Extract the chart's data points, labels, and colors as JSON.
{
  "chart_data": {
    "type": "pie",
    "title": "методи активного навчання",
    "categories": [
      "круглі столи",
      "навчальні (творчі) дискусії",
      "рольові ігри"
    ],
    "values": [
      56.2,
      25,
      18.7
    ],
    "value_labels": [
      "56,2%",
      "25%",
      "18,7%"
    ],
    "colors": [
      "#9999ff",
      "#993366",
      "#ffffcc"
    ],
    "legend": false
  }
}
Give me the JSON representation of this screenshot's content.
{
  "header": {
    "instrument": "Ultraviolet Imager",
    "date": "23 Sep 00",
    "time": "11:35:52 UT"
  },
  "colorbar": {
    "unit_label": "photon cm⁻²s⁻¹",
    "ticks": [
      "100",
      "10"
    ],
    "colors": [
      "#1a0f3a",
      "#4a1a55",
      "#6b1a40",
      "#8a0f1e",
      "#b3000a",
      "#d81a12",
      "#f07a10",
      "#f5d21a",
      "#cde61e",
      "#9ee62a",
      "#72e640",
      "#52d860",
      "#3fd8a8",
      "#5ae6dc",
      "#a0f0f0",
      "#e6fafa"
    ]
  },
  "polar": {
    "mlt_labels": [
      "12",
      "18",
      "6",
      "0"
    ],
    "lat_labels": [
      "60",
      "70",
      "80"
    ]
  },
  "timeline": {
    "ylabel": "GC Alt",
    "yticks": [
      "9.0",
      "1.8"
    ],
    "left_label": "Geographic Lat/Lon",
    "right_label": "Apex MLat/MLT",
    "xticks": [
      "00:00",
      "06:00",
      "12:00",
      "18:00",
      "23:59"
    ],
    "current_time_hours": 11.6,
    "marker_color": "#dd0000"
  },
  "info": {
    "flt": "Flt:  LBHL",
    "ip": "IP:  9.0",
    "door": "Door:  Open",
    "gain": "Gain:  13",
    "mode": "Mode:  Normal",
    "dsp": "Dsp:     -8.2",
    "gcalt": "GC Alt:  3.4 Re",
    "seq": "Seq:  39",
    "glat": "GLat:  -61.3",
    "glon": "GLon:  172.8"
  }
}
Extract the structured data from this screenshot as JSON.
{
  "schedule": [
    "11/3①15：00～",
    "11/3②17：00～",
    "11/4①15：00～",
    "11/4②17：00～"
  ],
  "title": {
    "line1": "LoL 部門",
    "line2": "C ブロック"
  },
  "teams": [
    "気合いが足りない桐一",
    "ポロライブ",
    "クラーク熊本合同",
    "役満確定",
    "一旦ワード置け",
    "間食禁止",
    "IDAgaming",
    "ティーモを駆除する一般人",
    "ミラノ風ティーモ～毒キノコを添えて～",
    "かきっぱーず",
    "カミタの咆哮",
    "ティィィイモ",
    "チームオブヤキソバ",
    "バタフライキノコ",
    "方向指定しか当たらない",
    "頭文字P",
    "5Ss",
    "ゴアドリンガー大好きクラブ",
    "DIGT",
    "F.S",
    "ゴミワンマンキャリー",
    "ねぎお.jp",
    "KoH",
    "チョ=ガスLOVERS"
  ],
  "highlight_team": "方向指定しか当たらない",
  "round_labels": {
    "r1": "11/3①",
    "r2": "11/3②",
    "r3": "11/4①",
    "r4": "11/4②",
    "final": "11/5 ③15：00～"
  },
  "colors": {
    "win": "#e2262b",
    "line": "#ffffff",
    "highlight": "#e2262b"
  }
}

REQUEST -> Extract the full listing above without alteration.

OUTPUT ->
Extract the chart's data points, labels, and colors as JSON.
{
  "chart_data": {
    "type": "pie",
    "title": "методи активного навчання",
    "categories": [
      "круглі столи",
      "навчальні (творчі) дискусії",
      "рольові ігри"
    ],
    "values": [
      56.2,
      25,
      18.7
    ],
    "value_labels": [
      "56,2%",
      "25%",
      "18,7%"
    ],
    "colors": [
      "#9999ff",
      "#993366",
      "#ffffcc"
    ],
    "legend": false
  }
}
Give me the JSON representation of this screenshot's content.
{
  "header": {
    "instrument": "Ultraviolet Imager",
    "date": "23 Sep 00",
    "time": "11:35:52 UT"
  },
  "colorbar": {
    "unit_label": "photon cm⁻²s⁻¹",
    "ticks": [
      "100",
      "10"
    ],
    "colors": [
      "#1a0f3a",
      "#4a1a55",
      "#6b1a40",
      "#8a0f1e",
      "#b3000a",
      "#d81a12",
      "#f07a10",
      "#f5d21a",
      "#cde61e",
      "#9ee62a",
      "#72e640",
      "#52d860",
      "#3fd8a8",
      "#5ae6dc",
      "#a0f0f0",
      "#e6fafa"
    ]
  },
  "polar": {
    "mlt_labels": [
      "12",
      "18",
      "6",
      "0"
    ],
    "lat_labels": [
      "60",
      "70",
      "80"
    ]
  },
  "timeline": {
    "ylabel": "GC Alt",
    "yticks": [
      "9.0",
      "1.8"
    ],
    "left_label": "Geographic Lat/Lon",
    "right_label": "Apex MLat/MLT",
    "xticks": [
      "00:00",
      "06:00",
      "12:00",
      "18:00",
      "23:59"
    ],
    "current_time_hours": 11.6,
    "marker_color": "#dd0000"
  },
  "info": {
    "flt": "Flt:  LBHL",
    "ip": "IP:  9.0",
    "door": "Door:  Open",
    "gain": "Gain:  13",
    "mode": "Mode:  Normal",
    "dsp": "Dsp:     -8.2",
    "gcalt": "GC Alt:  3.4 Re",
    "seq": "Seq:  39",
    "glat": "GLat:  -61.3",
    "glon": "GLon:  172.8"
  }
}
Extract the structured data from this screenshot as JSON.
{
  "schedule": [
    "11/3①15：00～",
    "11/3②17：00～",
    "11/4①15：00～",
    "11/4②17：00～"
  ],
  "title": {
    "line1": "LoL 部門",
    "line2": "C ブロック"
  },
  "teams": [
    "気合いが足りない桐一",
    "ポロライブ",
    "クラーク熊本合同",
    "役満確定",
    "一旦ワード置け",
    "間食禁止",
    "IDAgaming",
    "ティーモを駆除する一般人",
    "ミラノ風ティーモ～毒キノコを添えて～",
    "かきっぱーず",
    "カミタの咆哮",
    "ティィィイモ",
    "チームオブヤキソバ",
    "バタフライキノコ",
    "方向指定しか当たらない",
    "頭文字P",
    "5Ss",
    "ゴアドリンガー大好きクラブ",
    "DIGT",
    "F.S",
    "ゴミワンマンキャリー",
    "ねぎお.jp",
    "KoH",
    "チョ=ガスLOVERS"
  ],
  "highlight_team": "方向指定しか当たらない",
  "round_labels": {
    "r1": "11/3①",
    "r2": "11/3②",
    "r3": "11/4①",
    "r4": "11/4②",
    "final": "11/5 ③15：00～"
  },
  "colors": {
    "win": "#e2262b",
    "line": "#ffffff",
    "highlight": "#e2262b"
  }
}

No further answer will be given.